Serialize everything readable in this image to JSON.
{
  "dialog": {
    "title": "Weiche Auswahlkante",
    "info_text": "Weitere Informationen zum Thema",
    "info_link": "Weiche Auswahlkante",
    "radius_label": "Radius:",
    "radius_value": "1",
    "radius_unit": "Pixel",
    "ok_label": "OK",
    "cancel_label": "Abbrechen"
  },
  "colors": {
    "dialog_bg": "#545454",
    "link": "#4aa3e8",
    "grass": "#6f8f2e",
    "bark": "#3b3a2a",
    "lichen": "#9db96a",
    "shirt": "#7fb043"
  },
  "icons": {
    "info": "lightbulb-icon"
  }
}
--
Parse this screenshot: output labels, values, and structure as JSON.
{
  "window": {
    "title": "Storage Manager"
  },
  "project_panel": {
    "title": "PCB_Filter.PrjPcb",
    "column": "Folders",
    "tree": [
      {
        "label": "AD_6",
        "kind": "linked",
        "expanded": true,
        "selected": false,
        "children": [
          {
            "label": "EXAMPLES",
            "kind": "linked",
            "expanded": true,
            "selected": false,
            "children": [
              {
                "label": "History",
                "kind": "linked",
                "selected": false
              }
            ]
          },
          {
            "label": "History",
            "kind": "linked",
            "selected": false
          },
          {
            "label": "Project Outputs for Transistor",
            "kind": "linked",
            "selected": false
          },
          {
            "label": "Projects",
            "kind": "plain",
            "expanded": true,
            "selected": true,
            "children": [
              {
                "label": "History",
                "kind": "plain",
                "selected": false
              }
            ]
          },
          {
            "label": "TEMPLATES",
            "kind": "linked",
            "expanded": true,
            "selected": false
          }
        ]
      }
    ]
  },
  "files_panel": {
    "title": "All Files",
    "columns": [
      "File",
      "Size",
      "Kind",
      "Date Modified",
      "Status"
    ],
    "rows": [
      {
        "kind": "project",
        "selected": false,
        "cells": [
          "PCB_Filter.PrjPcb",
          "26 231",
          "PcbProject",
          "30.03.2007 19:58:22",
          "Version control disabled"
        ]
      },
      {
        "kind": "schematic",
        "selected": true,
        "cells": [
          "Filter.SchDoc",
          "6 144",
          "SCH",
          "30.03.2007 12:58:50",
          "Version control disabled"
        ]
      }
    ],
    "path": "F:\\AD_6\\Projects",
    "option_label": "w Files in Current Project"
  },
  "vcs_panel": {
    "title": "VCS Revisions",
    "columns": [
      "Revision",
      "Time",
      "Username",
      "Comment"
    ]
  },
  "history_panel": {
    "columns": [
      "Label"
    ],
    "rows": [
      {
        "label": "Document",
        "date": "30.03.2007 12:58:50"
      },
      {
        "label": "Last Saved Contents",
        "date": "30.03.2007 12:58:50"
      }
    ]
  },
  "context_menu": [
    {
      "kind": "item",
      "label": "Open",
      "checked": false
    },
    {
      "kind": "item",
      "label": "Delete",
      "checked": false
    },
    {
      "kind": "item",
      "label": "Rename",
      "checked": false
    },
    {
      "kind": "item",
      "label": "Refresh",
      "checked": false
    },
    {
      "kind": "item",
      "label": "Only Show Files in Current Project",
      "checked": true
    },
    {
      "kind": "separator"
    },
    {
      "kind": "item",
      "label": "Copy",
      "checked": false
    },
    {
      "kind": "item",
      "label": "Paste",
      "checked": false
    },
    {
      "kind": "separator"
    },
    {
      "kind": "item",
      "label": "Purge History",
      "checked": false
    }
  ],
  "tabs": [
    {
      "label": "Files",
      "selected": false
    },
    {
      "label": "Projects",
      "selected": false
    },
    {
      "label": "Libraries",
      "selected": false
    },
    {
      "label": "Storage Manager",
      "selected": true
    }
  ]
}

:: WHAT YOU WILL DO ::
Look through the data above. Each line containing the word "title" needs to be copied.

:: REPLY TO THE TASK ::
    "title": "Weiche Auswahlkante",
    "title": "Storage Manager"
    "title": "PCB_Filter.PrjPcb",
    "title": "All Files",
    "title": "VCS Revisions",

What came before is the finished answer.